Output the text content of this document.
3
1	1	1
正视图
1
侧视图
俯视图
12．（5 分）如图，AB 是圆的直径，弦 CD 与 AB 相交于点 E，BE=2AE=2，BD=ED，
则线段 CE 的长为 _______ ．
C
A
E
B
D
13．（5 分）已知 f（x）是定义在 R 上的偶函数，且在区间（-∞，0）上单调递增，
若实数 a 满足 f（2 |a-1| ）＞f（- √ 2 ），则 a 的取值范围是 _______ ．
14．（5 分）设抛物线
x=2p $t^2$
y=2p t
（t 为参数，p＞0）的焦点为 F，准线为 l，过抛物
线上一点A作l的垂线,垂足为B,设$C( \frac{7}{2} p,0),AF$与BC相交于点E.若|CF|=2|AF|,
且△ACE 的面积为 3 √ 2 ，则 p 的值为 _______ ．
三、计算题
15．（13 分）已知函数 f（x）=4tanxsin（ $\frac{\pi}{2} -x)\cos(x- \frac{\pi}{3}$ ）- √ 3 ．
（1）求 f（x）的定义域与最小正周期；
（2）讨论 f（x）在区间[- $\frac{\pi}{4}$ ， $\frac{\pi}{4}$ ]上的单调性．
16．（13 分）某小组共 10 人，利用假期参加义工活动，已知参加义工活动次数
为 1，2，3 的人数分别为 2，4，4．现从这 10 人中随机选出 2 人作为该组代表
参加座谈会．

________________________

**EXERCISE DESCRIPTION:**
Retype every record above exactly as written.

**EXERCISE RESPONSE:**
Output the text content of this document.
3
1	1	1
正视图
1
侧视图
俯视图
12．（5 分）如图，AB 是圆的直径，弦 CD 与 AB 相交于点 E，BE=2AE=2，BD=ED，
则线段 CE 的长为 _______ ．
C
A
E
B
D
13．（5 分）已知 f（x）是定义在 R 上的偶函数，且在区间（-∞，0）上单调递增，
若实数 a 满足 f（2 |a-1| ）＞f（- √ 2 ），则 a 的取值范围是 _______ ．
14．（5 分）设抛物线
x=2p $t^2$
y=2p t
（t 为参数，p＞0）的焦点为 F，准线为 l，过抛物
线上一点A作l的垂线,垂足为B,设$C( \frac{7}{2} p,0),AF$与BC相交于点E.若|CF|=2|AF|,
且△ACE 的面积为 3 √ 2 ，则 p 的值为 _______ ．
三、计算题
15．（13 分）已知函数 f（x）=4tanxsin（ $\frac{\pi}{2} -x)\cos(x- \frac{\pi}{3}$ ）- √ 3 ．
（1）求 f（x）的定义域与最小正周期；
（2）讨论 f（x）在区间[- $\frac{\pi}{4}$ ， $\frac{\pi}{4}$ ]上的单调性．
16．（13 分）某小组共 10 人，利用假期参加义工活动，已知参加义工活动次数
为 1，2，3 的人数分别为 2，4，4．现从这 10 人中随机选出 2 人作为该组代表
参加座谈会．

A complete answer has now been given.